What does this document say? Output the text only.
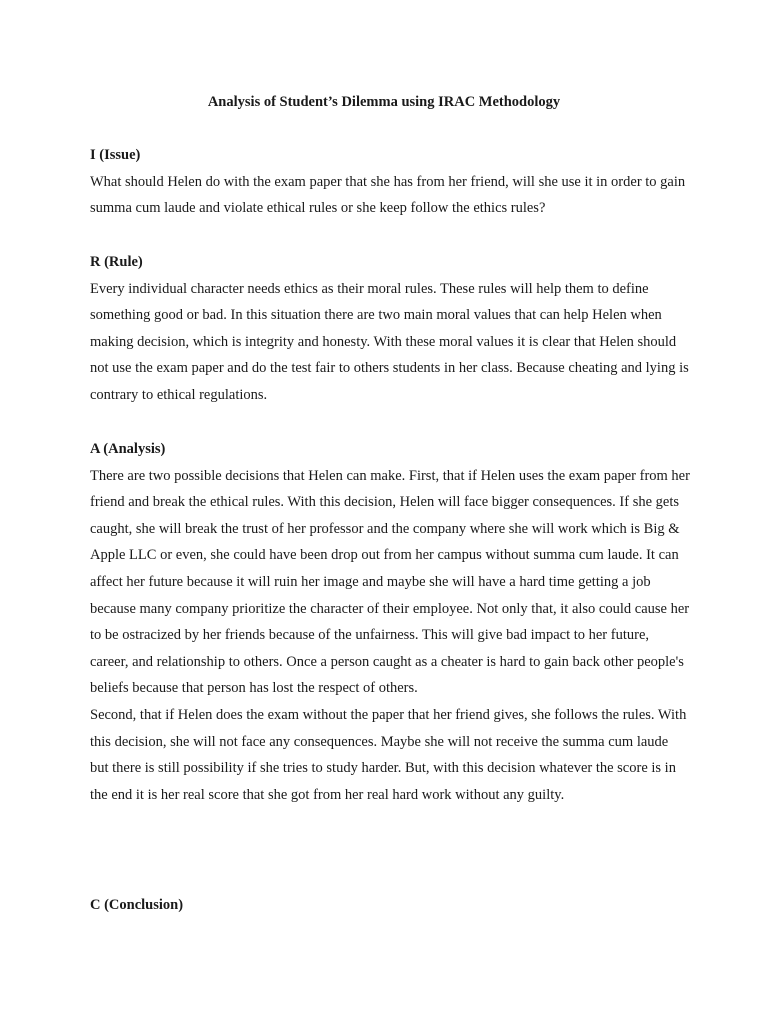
Analysis of Student’s Dilemma using IRAC Methodology

I (Issue)

What should Helen do with the exam paper that she has from her friend, will she use it in order to gain summa cum laude and violate ethical rules or she keep follow the ethics rules?

R (Rule)

Every individual character needs ethics as their moral rules. These rules will help them to define something good or bad. In this situation there are two main moral values that can help Helen when making decision, which is integrity and honesty. With these moral values it is clear that Helen should not use the exam paper and do the test fair to others students in her class. Because cheating and lying is contrary to ethical regulations.

A (Analysis)

There are two possible decisions that Helen can make. First, that if Helen uses the exam paper from her friend and break the ethical rules. With this decision, Helen will face bigger consequences. If she gets caught, she will break the trust of her professor and the company where she will work which is Big & Apple LLC or even, she could have been drop out from her campus without summa cum laude. It can affect her future because it will ruin her image and maybe she will have a hard time getting a job because many company prioritize the character of their employee. Not only that, it also could cause her to be ostracized by her friends because of the unfairness. This will give bad impact to her future, career, and relationship to others. Once a person caught as a cheater is hard to gain back other people's beliefs because that person has lost the respect of others.

Second, that if Helen does the exam without the paper that her friend gives, she follows the rules. With this decision, she will not face any consequences. Maybe she will not receive the summa cum laude but there is still possibility if she tries to study harder. But, with this decision whatever the score is in the end it is her real score that she got from her real hard work without any guilty.

C (Conclusion)
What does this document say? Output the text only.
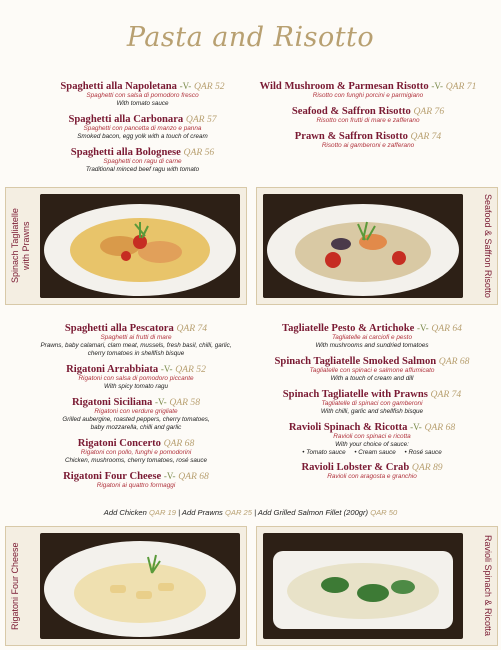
Pasta and Risotto
Spaghetti alla Napoletana -V- QAR 52
Spaghetti con salsa di pomodoro fresco
With tomato sauce
Spaghetti alla Carbonara QAR 57
Spaghetti con pancetta di manzo e panna
Smoked bacon, egg yolk with a touch of cream
Spaghetti alla Bolognese QAR 56
Spaghetti con ragu di carne
Traditional minced beef ragu with tomato
Wild Mushroom & Parmesan Risotto -V- QAR 71
Risotto con funghi porcini e parmigiano
Seafood & Saffron Risotto QAR 76
Risotto con frutti di mare e zafferano
Prawn & Saffron Risotto QAR 74
Risotto ai gamberoni e zafferano
Spinach Tagliatelle
with Prawns	Seafood & Saffron Risotto
Spaghetti alla Pescatora QAR 74
Spaghetti ai frutti di mare
Prawns, baby calamari, clam meat, mussels, fresh basil, chilli, garlic,
cherry tomatoes in shellfish bisque
Rigatoni Arrabbiata -V- QAR 52
Rigatoni con salsa di pomodoro piccante
With spicy tomato ragu
Rigatoni Siciliana -V- QAR 58
Rigatoni con verdure grigliate
Grilled aubergine, roasted peppers, cherry tomatoes,
baby mozzarella, chilli and garlic
Rigatoni Concerto QAR 68
Rigatoni con pollo, funghi e pomodorini
Chicken, mushrooms, cherry tomatoes, rosé sauce
Rigatoni Four Cheese -V- QAR 68
Rigatoni ai quattro formaggi
Tagliatelle Pesto & Artichoke -V- QAR 64
Tagliatelle ai carciofi e pesto
With mushrooms and sundried tomatoes
Spinach Tagliatelle Smoked Salmon QAR 68
Tagliatelle con spinaci e salmone affumicato
With a touch of cream and dill
Spinach Tagliatelle with Prawns QAR 74
Tagliatelle di spinaci con gamberoni
With chilli, garlic and shellfish bisque
Ravioli Spinach & Ricotta -V- QAR 68
Ravioli con spinaci e ricotta
With your choice of sauce:
• Tomato sauce • Cream sauce • Rosé sauce
Ravioli Lobster & Crab QAR 89
Ravioli con aragosta e granchio
Add Chicken QAR 19 | Add Prawns QAR 25 | Add Grilled Salmon Fillet (200gr) QAR 50
Rigatoni Four Cheese	Ravioli Spinach & Ricotta
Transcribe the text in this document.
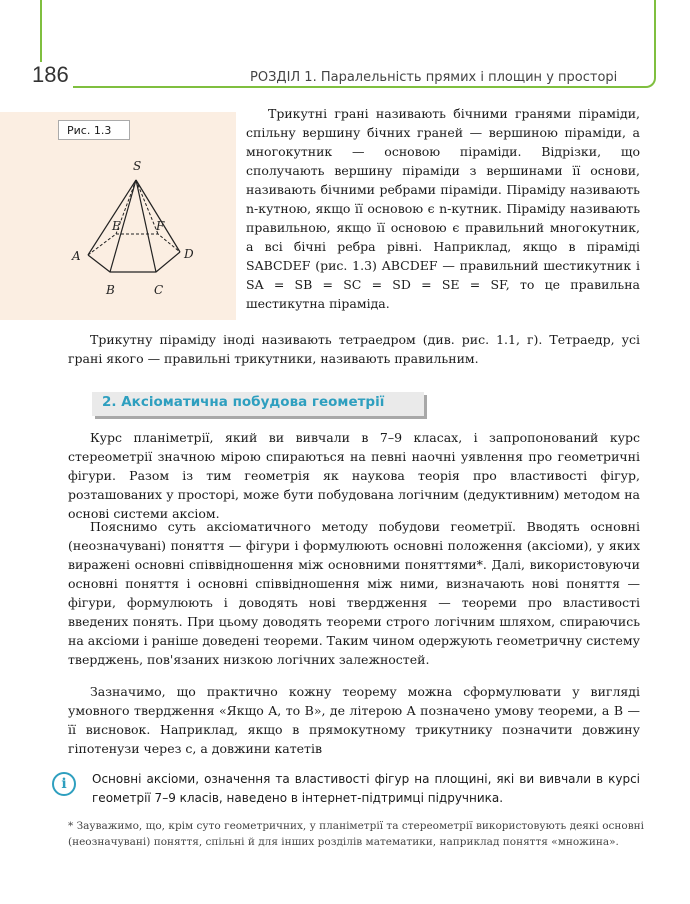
186	РОЗДІЛ 1. Паралельність прямих і площин у просторі
Рис. 1.3
S
A
B	C
D
E	F

Трикутні грані називають бічними гранями піраміди, спільну вершину бічних граней — вершиною піраміди, а многокутник — основою піраміди. Відрізки, що сполучають вершину піраміди з вершинами її основи, називають бічними ребрами піраміди. Піраміду називають n-кутною, якщо її основою є n-кутник. Піраміду називають правильною, якщо її основою є правильний многокутник, а всі бічні ребра рівні. Наприклад, якщо в піраміді SABCDEF (рис. 1.3) ABCDEF — правильний шестикутник і SA = SB = SC = SD = SE = SF, то це правильна шестикутна піраміда.

Трикутну піраміду іноді називають тетраедром (див. рис. 1.1, г). Тетраедр, усі грані якого — правильні трикутники, називають правильним.

2. Аксіоматична побудова геометрії

Курс планіметрії, який ви вивчали в 7–9 класах, і запропонований курс стереометрії значною мірою спираються на певні наочні уявлення про геометричні фігури. Разом із тим геометрія як наукова теорія про властивості фігур, розташованих у просторі, може бути побудована логічним (дедуктивним) методом на основі системи аксіом.

Пояснимо суть аксіоматичного методу побудови геометрії. Вводять основні (неозначувані) поняття — фігури і формулюють основні положення (аксіоми), у яких виражені основні співвідношення між основними поняттями*. Далі, використовуючи основні поняття і основні співвідношення між ними, визначають нові поняття — фігури, формулюють і доводять нові твердження — теореми про властивості введених понять. При цьому доводять теореми строго логічним шляхом, спираючись на аксіоми і раніше доведені теореми. Таким чином одержують геометричну систему тверджень, пов'язаних низкою логічних залежностей.

Зазначимо, що практично кожну теорему можна сформулювати у вигляді умовного твердження «Якщо A, то B», де літерою A позначено умову теореми, а B — її висновок. Наприклад, якщо в прямокутному трикутнику позначити довжину гіпотенузи через c, а довжини катетів

i	Основні аксіоми, означення та властивості фігур на площині, які ви вивчали в курсі геометрії 7–9 класів, наведено в інтернет-підтримці підручника.

* Зауважимо, що, крім суто геометричних, у планіметрії та стереометрії використовують деякі основні (неозначувані) поняття, спільні й для інших розділів математики, наприклад поняття «множина».
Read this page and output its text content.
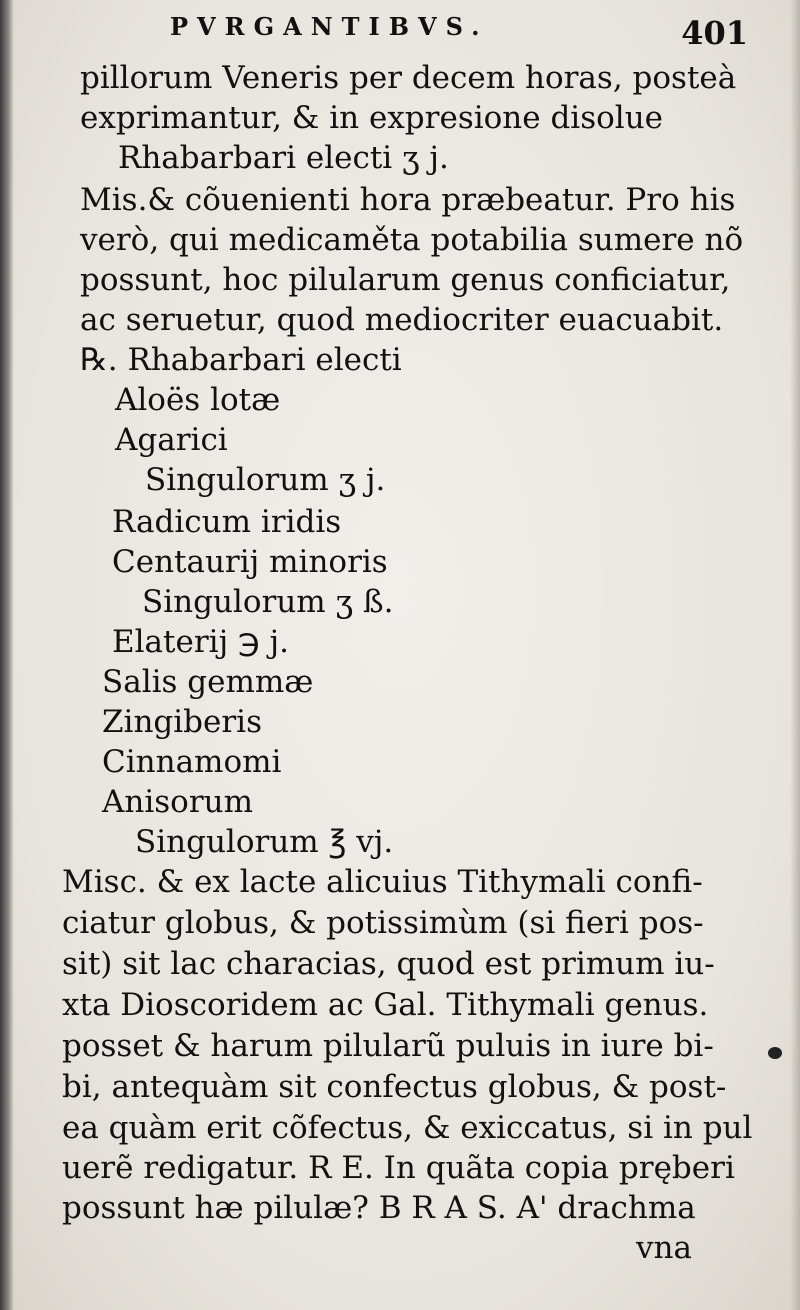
PVRGANTIBVS.	401
pillorum Veneris per decem horas, posteà
exprimantur, & in expresione disolue
Rhabarbari electi ʒ j.
Mis.& cõuenienti hora præbeatur. Pro his
verò, qui medicaměta potabilia sumere nõ
possunt, hoc pilularum genus conficiatur,
ac seruetur, quod mediocriter euacuabit.
℞. Rhabarbari electi
Aloës lotæ
Agarici
Singulorum ʒ j.
Radicum iridis
Centaurij minoris
Singulorum ʒ ß.
Elaterij ℈ j.
Salis gemmæ
Zingiberis
Cinnamomi
Anisorum
Singulorum ℥ vj.
Misc. & ex lacte alicuius Tithymali confi-
ciatur globus, & potissimùm (si fieri pos-
sit) sit lac characias, quod est primum iu-
xta Dioscoridem ac Gal. Tithymali genus.
posset & harum pilularũ puluis in iure bi-
bi, antequàm sit confectus globus, & post-
ea quàm erit cõfectus, & exiccatus, si in pul
uerẽ redigatur. R E. In quãta copia pręberi
possunt hæ pilulæ? B R A S. A' drachma
vna
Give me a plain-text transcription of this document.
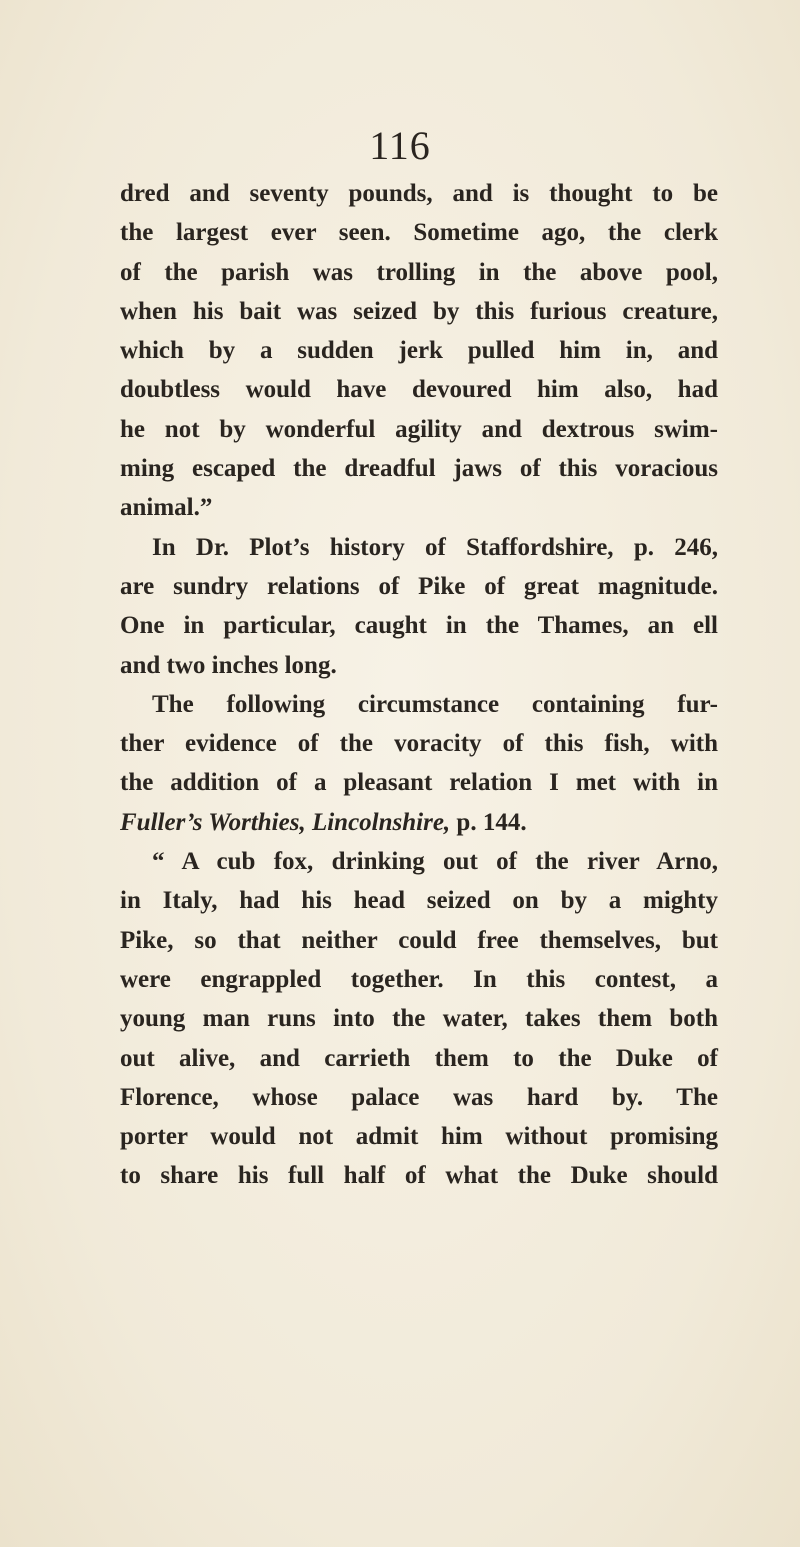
116
dred and seventy pounds, and is thought to be
the largest ever seen. Sometime ago, the clerk
of the parish was trolling in the above pool,
when his bait was seized by this furious creature,
which by a sudden jerk pulled him in, and
doubtless would have devoured him also, had
he not by wonderful agility and dextrous swim-
ming escaped the dreadful jaws of this voracious
animal.”
In Dr. Plot’s history of Staffordshire, p. 246,
are sundry relations of Pike of great magnitude.
One in particular, caught in the Thames, an ell
and two inches long.
The following circumstance containing fur-
ther evidence of the voracity of this fish, with
the addition of a pleasant relation I met with in
Fuller’s Worthies, Lincolnshire, p. 144.
“ A cub fox, drinking out of the river Arno,
in Italy, had his head seized on by a mighty
Pike, so that neither could free themselves, but
were engrappled together. In this contest, a
young man runs into the water, takes them both
out alive, and carrieth them to the Duke of
Florence, whose palace was hard by. The
porter would not admit him without promising
to share his full half of what the Duke should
• • • • •
▶ **SHORT EXERCISE**
Go through the entries above and pull out each line with "frutti" in it.

▶ **TASK RESULT**
Risotto con frutti di mare e zafferano
Spaghetti ai frutti di mare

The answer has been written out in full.